-- Start Data entries --

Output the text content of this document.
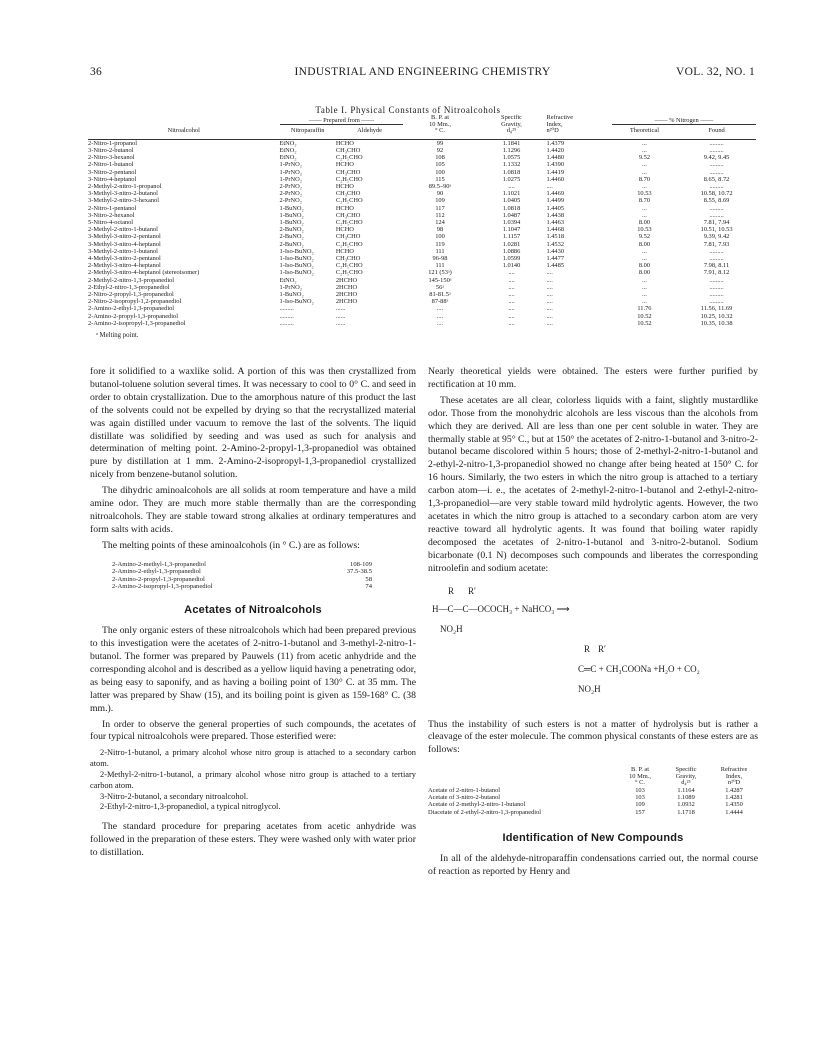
36	INDUSTRIAL AND ENGINEERING CHEMISTRY	VOL. 32, NO. 1
Table I. Physical Constants of Nitroalcohols
	—— Prepared from ——		B. P. at
10 Mm.,
° C.	Specific
Gravity,
d₄²⁵	Refractive
Index,
n²⁰D	—— % Nitrogen ——	
Nitroalcohol	Nitroparaffin	Aldehyde				Theoretical	Found

2-Nitro-1-propanol	EtNO₂	HCHO	99	1.1841	1.4379	...	.........
3-Nitro-2-butanol	EtNO₂	CH₃CHO	92	1.1296	1.4420	...	.........
2-Nitro-3-hexanol	EtNO₂	C₂H₅CHO	108	1.0575	1.4480	9.52	9.42, 9.45
2-Nitro-1-butanol	1-PrNO₂	HCHO	105	1.1332	1.4390	...	.........
3-Nitro-2-pentanol	1-PrNO₂	CH₃CHO	100	1.0818	1.4419	...	.........
3-Nitro-4-heptanol	1-PrNO₂	C₂H₅CHO	115	1.0275	1.4460	8.70	8.65, 8.72
2-Methyl-2-nitro-1-propanol	2-PrNO₂	HCHO	89.5–90ᵃ	....	....	...	.........
3-Methyl-3-nitro-2-butanol	2-PrNO₂	CH₃CHO	90	1.1021	1.4469	10.53	10.58, 10.72
3-Methyl-2-nitro-3-hexanol	2-PrNO₂	C₂H₅CHO	109	1.0405	1.4499	8.70	8.55, 8.69
2-Nitro-1-pentanol	1-BuNO₂	HCHO	117	1.0818	1.4405	...	.........
3-Nitro-2-hexanol	1-BuNO₂	CH₃CHO	112	1.0487	1.4438	...	.........
5-Nitro-4-octanol	1-BuNO₂	C₂H₅CHO	124	1.0394	1.4463	8.00	7.81, 7.94
2-Methyl-2-nitro-1-butanol	2-BuNO₂	HCHO	98	1.1047	1.4468	10.53	10.51, 10.53
3-Methyl-3-nitro-2-pentanol	2-BuNO₂	CH₃CHO	100	1.1157	1.4518	9.52	9.39, 9.42
3-Methyl-3-nitro-4-heptanol	2-BuNO₂	C₂H₅CHO	119	1.0281	1.4532	8.00	7.81, 7.93
3-Methyl-2-nitro-1-butanol	1-Iso-BuNO₂	HCHO	111	1.0886	1.4430	...	.........
4-Methyl-3-nitro-2-pentanol	1-Iso-BuNO₂	CH₃CHO	96-98	1.0599	1.4477	...	.........
2-Methyl-3-nitro-4-heptanol	1-Iso-BuNO₂	C₂H₅CHO	111	1.0140	1.4485	8.00	7.98, 8.11
2-Methyl-3-nitro-4-heptanol (stereoisomer)	1-Iso-BuNO₂	C₂H₅CHO	121 (53ᵃ)	....	....	8.00	7.91, 8.12
2-Methyl-2-nitro-1,3-propanediol	EtNO₂	2HCHO	145-150ᵃ	....	....	...	.........
2-Ethyl-2-nitro-1,3-propanediol	1-PrNO₂	2HCHO	56ᵃ	....	....	...	.........
2-Nitro-2-propyl-1,3-propanediol	1-BuNO₂	2HCHO	81-81.5ᵃ	....	....	...	.........
2-Nitro-2-isopropyl-1,2-propanediol	1-Iso-BuNO₂	2HCHO	87-88ᵃ	....	....	...	.........
2-Amino-2-ethyl-1,3-propanediol	.........	......	....	....	....	11.76	11.56, 11.69
2-Amino-2-propyl-1,3-propanediol	.........	......	....	....	....	10.52	10.25, 10.32
2-Amino-2-isopropyl-1,3-propanediol	.........	......	....	....	....	10.52	10.35, 10.38
ᵃ Melting point.

fore it solidified to a waxlike solid. A portion of this was then crystallized from butanol-toluene solution several times. It was necessary to cool to 0° C. and seed in order to obtain crystallization. Due to the amorphous nature of this product the last of the solvents could not be expelled by drying so that the recrystallized material was again distilled under vacuum to remove the last of the solvents. The liquid distillate was solidified by seeding and was used as such for analysis and determination of melting point. 2-Amino-2-propyl-1,3-propanediol was obtained pure by distillation at 1 mm. 2-Amino-2-isopropyl-1,3-propanediol crystallized nicely from benzene-butanol solution.

The dihydric aminoalcohols are all solids at room temperature and have a mild amine odor. They are much more stable thermally than are the corresponding nitroalcohols. They are stable toward strong alkalies at ordinary temperatures and form salts with acids.

The melting points of these aminoalcohols (in ° C.) are as follows:

2-Amino-2-methyl-1,3-propanediol	108-109
2-Amino-2-ethyl-1,3-propanediol	37.5-38.5
2-Amino-2-propyl-1,3-propanediol	58
2-Amino-2-isopropyl-1,3-propanediol	74
Acetates of Nitroalcohols

The only organic esters of these nitroalcohols which had been prepared previous to this investigation were the acetates of 2-nitro-1-butanol and 3-methyl-2-nitro-1-butanol. The former was prepared by Pauwels (11) from acetic anhydride and the corresponding alcohol and is described as a yellow liquid having a penetrating odor, as being easy to saponify, and as having a boiling point of 130° C. at 35 mm. The latter was prepared by Shaw (15), and its boiling point is given as 159-168° C. (38 mm.).

In order to observe the general properties of such compounds, the acetates of four typical nitroalcohols were prepared. Those esterified were:

2-Nitro-1-butanol, a primary alcohol whose nitro group is attached to a secondary carbon atom.
2-Methyl-2-nitro-1-butanol, a primary alcohol whose nitro group is attached to a tertiary carbon atom.
3-Nitro-2-butanol, a secondary nitroalcohol.
2-Ethyl-2-nitro-1,3-propanediol, a typical nitroglycol.

The standard procedure for preparing acetates from acetic anhydride was followed in the preparation of these esters. They were washed only with water prior to distillation.

Nearly theoretical yields were obtained. The esters were further purified by rectification at 10 mm.

These acetates are all clear, colorless liquids with a faint, slightly mustardlike odor. Those from the monohydric alcohols are less viscous than the alcohols from which they are derived. All are less than one per cent soluble in water. They are thermally stable at 95° C., but at 150° the acetates of 2-nitro-1-butanol and 3-nitro-2-butanol became discolored within 5 hours; those of 2-methyl-2-nitro-1-butanol and 2-ethyl-2-nitro-1,3-propanediol showed no change after being heated at 150° C. for 16 hours. Similarly, the two esters in which the nitro group is attached to a tertiary carbon atom—i. e., the acetates of 2-methyl-2-nitro-1-butanol and 2-ethyl-2-nitro-1,3-propanediol—are very stable toward mild hydrolytic agents. However, the two acetates in which the nitro group is attached to a secondary carbon atom are very reactive toward all hydrolytic agents. It was found that boiling water rapidly decomposed the acetates of 2-nitro-1-butanol and 3-nitro-2-butanol. Sodium bicarbonate (0.1 N) decomposes such compounds and liberates the corresponding nitroolefin and sodium acetate:

R R′
H—C—C—OCOCH₃ + NaHCO₃ ⟶
NO₂H
R R′
C═C + CH₃COONa +H₂O + CO₂
NO₂H

Thus the instability of such esters is not a matter of hydrolysis but is rather a cleavage of the ester molecule. The common physical constants of these esters are as follows:

	B. P. at
10 Mm.,
° C.	Specific
Gravity,
d₄²⁵	Refractive
Index,
n²⁰D
Acetate of 2-nitro-1-butanol	103	1.1164	1.4287
Acetate of 3-nitro-2-butanol	103	1.1089	1.4281
Acetate of 2-methyl-2-nitro-1-butanol	109	1.0932	1.4350
Diacetate of 2-ethyl-2-nitro-1,3-propanediol	157	1.1718	1.4444
Identification of New Compounds

In all of the aldehyde-nitroparaffin condensations carried out, the normal course of reaction as reported by Henry and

-- End Data entries --

» **Written request**
Return the full material word for word. Do not include the pictures.

» **Reply**
Output the text content of this document.
36	INDUSTRIAL AND ENGINEERING CHEMISTRY	VOL. 32, NO. 1
Table I. Physical Constants of Nitroalcohols
	—— Prepared from ——		B. P. at
10 Mm.,
° C.	Specific
Gravity,
d₄²⁵	Refractive
Index,
n²⁰D	—— % Nitrogen ——	
Nitroalcohol	Nitroparaffin	Aldehyde				Theoretical	Found

2-Nitro-1-propanol	EtNO₂	HCHO	99	1.1841	1.4379	...	.........
3-Nitro-2-butanol	EtNO₂	CH₃CHO	92	1.1296	1.4420	...	.........
2-Nitro-3-hexanol	EtNO₂	C₂H₅CHO	108	1.0575	1.4480	9.52	9.42, 9.45
2-Nitro-1-butanol	1-PrNO₂	HCHO	105	1.1332	1.4390	...	.........
3-Nitro-2-pentanol	1-PrNO₂	CH₃CHO	100	1.0818	1.4419	...	.........
3-Nitro-4-heptanol	1-PrNO₂	C₂H₅CHO	115	1.0275	1.4460	8.70	8.65, 8.72
2-Methyl-2-nitro-1-propanol	2-PrNO₂	HCHO	89.5–90ᵃ	....	....	...	.........
3-Methyl-3-nitro-2-butanol	2-PrNO₂	CH₃CHO	90	1.1021	1.4469	10.53	10.58, 10.72
3-Methyl-2-nitro-3-hexanol	2-PrNO₂	C₂H₅CHO	109	1.0405	1.4499	8.70	8.55, 8.69
2-Nitro-1-pentanol	1-BuNO₂	HCHO	117	1.0818	1.4405	...	.........
3-Nitro-2-hexanol	1-BuNO₂	CH₃CHO	112	1.0487	1.4438	...	.........
5-Nitro-4-octanol	1-BuNO₂	C₂H₅CHO	124	1.0394	1.4463	8.00	7.81, 7.94
2-Methyl-2-nitro-1-butanol	2-BuNO₂	HCHO	98	1.1047	1.4468	10.53	10.51, 10.53
3-Methyl-3-nitro-2-pentanol	2-BuNO₂	CH₃CHO	100	1.1157	1.4518	9.52	9.39, 9.42
3-Methyl-3-nitro-4-heptanol	2-BuNO₂	C₂H₅CHO	119	1.0281	1.4532	8.00	7.81, 7.93
3-Methyl-2-nitro-1-butanol	1-Iso-BuNO₂	HCHO	111	1.0886	1.4430	...	.........
4-Methyl-3-nitro-2-pentanol	1-Iso-BuNO₂	CH₃CHO	96-98	1.0599	1.4477	...	.........
2-Methyl-3-nitro-4-heptanol	1-Iso-BuNO₂	C₂H₅CHO	111	1.0140	1.4485	8.00	7.98, 8.11
2-Methyl-3-nitro-4-heptanol (stereoisomer)	1-Iso-BuNO₂	C₂H₅CHO	121 (53ᵃ)	....	....	8.00	7.91, 8.12
2-Methyl-2-nitro-1,3-propanediol	EtNO₂	2HCHO	145-150ᵃ	....	....	...	.........
2-Ethyl-2-nitro-1,3-propanediol	1-PrNO₂	2HCHO	56ᵃ	....	....	...	.........
2-Nitro-2-propyl-1,3-propanediol	1-BuNO₂	2HCHO	81-81.5ᵃ	....	....	...	.........
2-Nitro-2-isopropyl-1,2-propanediol	1-Iso-BuNO₂	2HCHO	87-88ᵃ	....	....	...	.........
2-Amino-2-ethyl-1,3-propanediol	.........	......	....	....	....	11.76	11.56, 11.69
2-Amino-2-propyl-1,3-propanediol	.........	......	....	....	....	10.52	10.25, 10.32
2-Amino-2-isopropyl-1,3-propanediol	.........	......	....	....	....	10.52	10.35, 10.38
ᵃ Melting point.

fore it solidified to a waxlike solid. A portion of this was then crystallized from butanol-toluene solution several times. It was necessary to cool to 0° C. and seed in order to obtain crystallization. Due to the amorphous nature of this product the last of the solvents could not be expelled by drying so that the recrystallized material was again distilled under vacuum to remove the last of the solvents. The liquid distillate was solidified by seeding and was used as such for analysis and determination of melting point. 2-Amino-2-propyl-1,3-propanediol was obtained pure by distillation at 1 mm. 2-Amino-2-isopropyl-1,3-propanediol crystallized nicely from benzene-butanol solution.

The dihydric aminoalcohols are all solids at room temperature and have a mild amine odor. They are much more stable thermally than are the corresponding nitroalcohols. They are stable toward strong alkalies at ordinary temperatures and form salts with acids.

The melting points of these aminoalcohols (in ° C.) are as follows:

2-Amino-2-methyl-1,3-propanediol	108-109
2-Amino-2-ethyl-1,3-propanediol	37.5-38.5
2-Amino-2-propyl-1,3-propanediol	58
2-Amino-2-isopropyl-1,3-propanediol	74
Acetates of Nitroalcohols

The only organic esters of these nitroalcohols which had been prepared previous to this investigation were the acetates of 2-nitro-1-butanol and 3-methyl-2-nitro-1-butanol. The former was prepared by Pauwels (11) from acetic anhydride and the corresponding alcohol and is described as a yellow liquid having a penetrating odor, as being easy to saponify, and as having a boiling point of 130° C. at 35 mm. The latter was prepared by Shaw (15), and its boiling point is given as 159-168° C. (38 mm.).

In order to observe the general properties of such compounds, the acetates of four typical nitroalcohols were prepared. Those esterified were:

2-Nitro-1-butanol, a primary alcohol whose nitro group is attached to a secondary carbon atom.
2-Methyl-2-nitro-1-butanol, a primary alcohol whose nitro group is attached to a tertiary carbon atom.
3-Nitro-2-butanol, a secondary nitroalcohol.
2-Ethyl-2-nitro-1,3-propanediol, a typical nitroglycol.

The standard procedure for preparing acetates from acetic anhydride was followed in the preparation of these esters. They were washed only with water prior to distillation.

Nearly theoretical yields were obtained. The esters were further purified by rectification at 10 mm.

These acetates are all clear, colorless liquids with a faint, slightly mustardlike odor. Those from the monohydric alcohols are less viscous than the alcohols from which they are derived. All are less than one per cent soluble in water. They are thermally stable at 95° C., but at 150° the acetates of 2-nitro-1-butanol and 3-nitro-2-butanol became discolored within 5 hours; those of 2-methyl-2-nitro-1-butanol and 2-ethyl-2-nitro-1,3-propanediol showed no change after being heated at 150° C. for 16 hours. Similarly, the two esters in which the nitro group is attached to a tertiary carbon atom—i. e., the acetates of 2-methyl-2-nitro-1-butanol and 2-ethyl-2-nitro-1,3-propanediol—are very stable toward mild hydrolytic agents. However, the two acetates in which the nitro group is attached to a secondary carbon atom are very reactive toward all hydrolytic agents. It was found that boiling water rapidly decomposed the acetates of 2-nitro-1-butanol and 3-nitro-2-butanol. Sodium bicarbonate (0.1 N) decomposes such compounds and liberates the corresponding nitroolefin and sodium acetate:

R R′
H—C—C—OCOCH₃ + NaHCO₃ ⟶
NO₂H
R R′
C═C + CH₃COONa +H₂O + CO₂
NO₂H

Thus the instability of such esters is not a matter of hydrolysis but is rather a cleavage of the ester molecule. The common physical constants of these esters are as follows:

	B. P. at
10 Mm.,
° C.	Specific
Gravity,
d₄²⁵	Refractive
Index,
n²⁰D
Acetate of 2-nitro-1-butanol	103	1.1164	1.4287
Acetate of 3-nitro-2-butanol	103	1.1089	1.4281
Acetate of 2-methyl-2-nitro-1-butanol	109	1.0932	1.4350
Diacetate of 2-ethyl-2-nitro-1,3-propanediol	157	1.1718	1.4444
Identification of New Compounds

In all of the aldehyde-nitroparaffin condensations carried out, the normal course of reaction as reported by Henry and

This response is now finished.